=== Work task ===
Return a copy of every line in the records that includes the word "devices".
Records for processing section start
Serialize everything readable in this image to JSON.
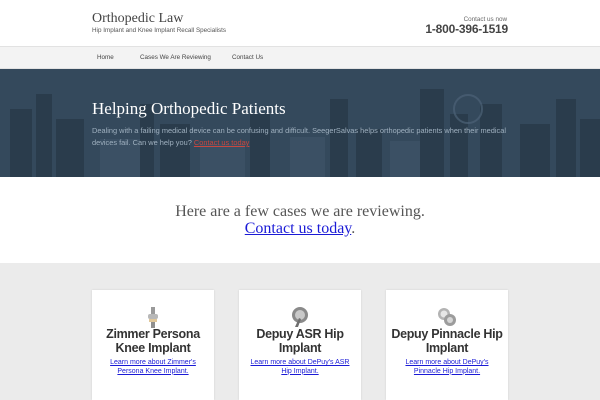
{
  "header": {
    "site_title": "Orthopedic Law",
    "tagline": "Hip Implant and Knee Implant Recall Specialists",
    "contact_label": "Contact us now",
    "phone": "1-800-396-1519"
  },
  "nav": {
    "items": [
      {
        "label": "Home"
      },
      {
        "label": "Cases We Are Reviewing"
      },
      {
        "label": "Contact Us"
      }
    ]
  },
  "hero": {
    "title": "Helping Orthopedic Patients",
    "text": "Dealing with a failing medical device can be confusing and difficult. SeegerSalvas helps orthopedic patients when their medical devices fail. Can we help you?",
    "link_label": "Contact us today"
  },
  "intro": {
    "heading": "Here are a few cases we are reviewing.",
    "link_label": "Contact us today",
    "link_suffix": "."
  },
  "cards": [
    {
      "title": "Zimmer Persona Knee Implant",
      "link": "Learn more about Zimmer's Persona Knee Implant.",
      "icon": "knee-implant-icon"
    },
    {
      "title": "Depuy ASR Hip Implant",
      "link": "Learn more about DePuy's ASR Hip Implant.",
      "icon": "hip-implant-icon"
    },
    {
      "title": "Depuy Pinnacle Hip Implant",
      "link": "Learn more about DePuy's Pinnacle Hip Implant.",
      "icon": "pinnacle-implant-icon"
    }
  ],
  "colors": {
    "link": "#1a1ad6",
    "hero_link": "#c9473f",
    "hero_bg": "#34495c"
  }
}
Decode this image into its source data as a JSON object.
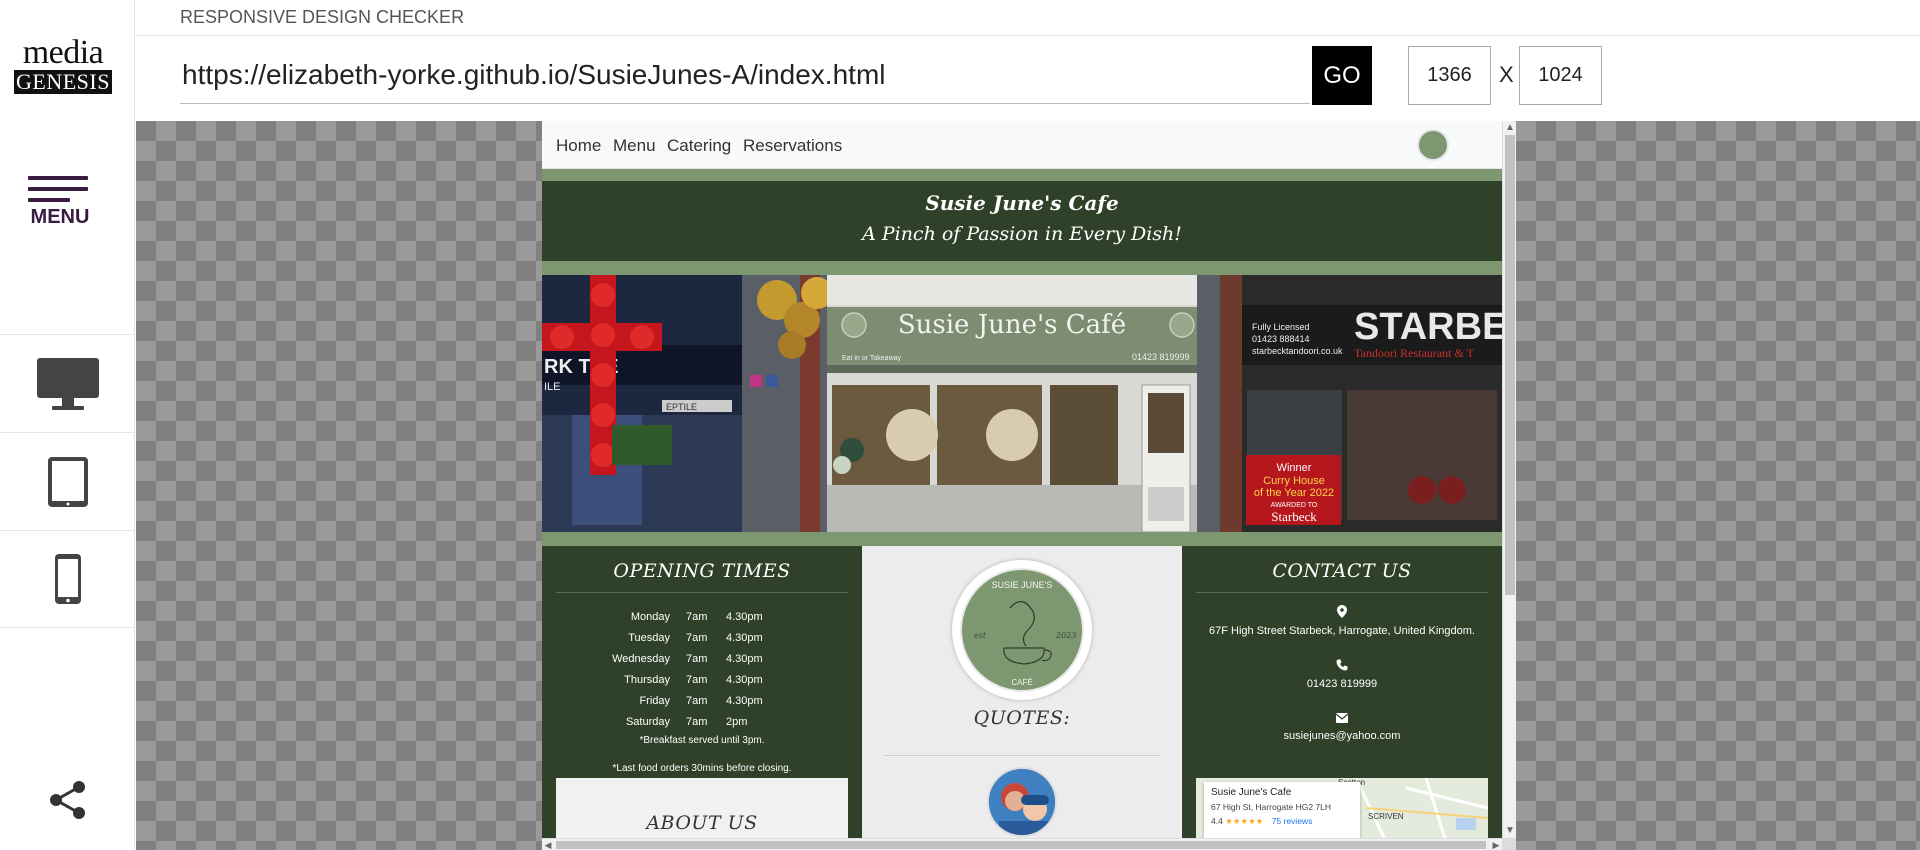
{
  "app": {
    "title": "RESPONSIVE DESIGN CHECKER",
    "logo_line1": "media",
    "logo_line2": "GENESIS",
    "menu_label": "MENU"
  },
  "sidebar": {
    "devices": [
      {
        "name": "desktop",
        "icon": "desktop-icon"
      },
      {
        "name": "tablet",
        "icon": "tablet-icon"
      },
      {
        "name": "mobile",
        "icon": "mobile-icon"
      }
    ],
    "share_icon": "share-icon"
  },
  "toolbar": {
    "url": "https://elizabeth-yorke.github.io/SusieJunes-A/index.html",
    "go_label": "GO",
    "width": "1366",
    "height": "1024",
    "separator": "X"
  },
  "colors": {
    "brand_dark": "#2f4128",
    "brand_sage": "#7d9870",
    "menu_purple": "#3a1a40"
  },
  "site": {
    "nav": [
      "Home",
      "Menu",
      "Catering",
      "Reservations"
    ],
    "header_title": "Susie June's Cafe",
    "header_tagline": "A Pinch of Passion in Every Dish!",
    "photo": {
      "sign": "Susie June's Café",
      "sign_small": "Eat in or Takeaway",
      "sign_phone": "01423 819999",
      "neighbor_licence": "Fully Licensed",
      "neighbor_phone": "01423 888414",
      "neighbor_web": "starbecktandoori.co.uk",
      "neighbor_name": "STARBE",
      "neighbor_sub": "Tandoori Restaurant & T",
      "poster_l1": "Winner",
      "poster_l2": "Curry House",
      "poster_l3": "of the Year 2022",
      "poster_l4": "AWARDED TO",
      "poster_l5": "Starbeck",
      "left_shop": "RK  TRE",
      "left_shop2": "ILE",
      "left_shop3": "EPTILE"
    },
    "opening": {
      "title": "OPENING TIMES",
      "hours": [
        {
          "day": "Monday",
          "open": "7am",
          "close": "4.30pm"
        },
        {
          "day": "Tuesday",
          "open": "7am",
          "close": "4.30pm"
        },
        {
          "day": "Wednesday",
          "open": "7am",
          "close": "4.30pm"
        },
        {
          "day": "Thursday",
          "open": "7am",
          "close": "4.30pm"
        },
        {
          "day": "Friday",
          "open": "7am",
          "close": "4.30pm"
        },
        {
          "day": "Saturday",
          "open": "7am",
          "close": "2pm"
        }
      ],
      "note1": "*Breakfast served until 3pm.",
      "note2": "*Last food orders 30mins before closing."
    },
    "about_title": "ABOUT US",
    "emblem": {
      "top": "SUSIE JUNE'S",
      "bottom": "CAFÉ",
      "left": "est",
      "right": "2023"
    },
    "quotes_title": "QUOTES:",
    "contact": {
      "title": "CONTACT US",
      "address": "67F High Street Starbeck, Harrogate, United Kingdom.",
      "phone": "01423 819999",
      "email": "susiejunes@yahoo.com"
    },
    "map": {
      "place": "Susie June's Cafe",
      "address": "67 High St, Harrogate HG2 7LH",
      "rating": "4.4",
      "stars": "★★★★★",
      "reviews": "75 reviews",
      "label1": "Scotton",
      "label2": "SCRIVEN"
    }
  }
}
Records for processing section end
=== Worked solution ===
    "text": "Dealing with a failing medical device can be confusing and difficult. SeegerSalvas helps orthopedic patients when their medical devices fail. Can we help you?",
    "devices": [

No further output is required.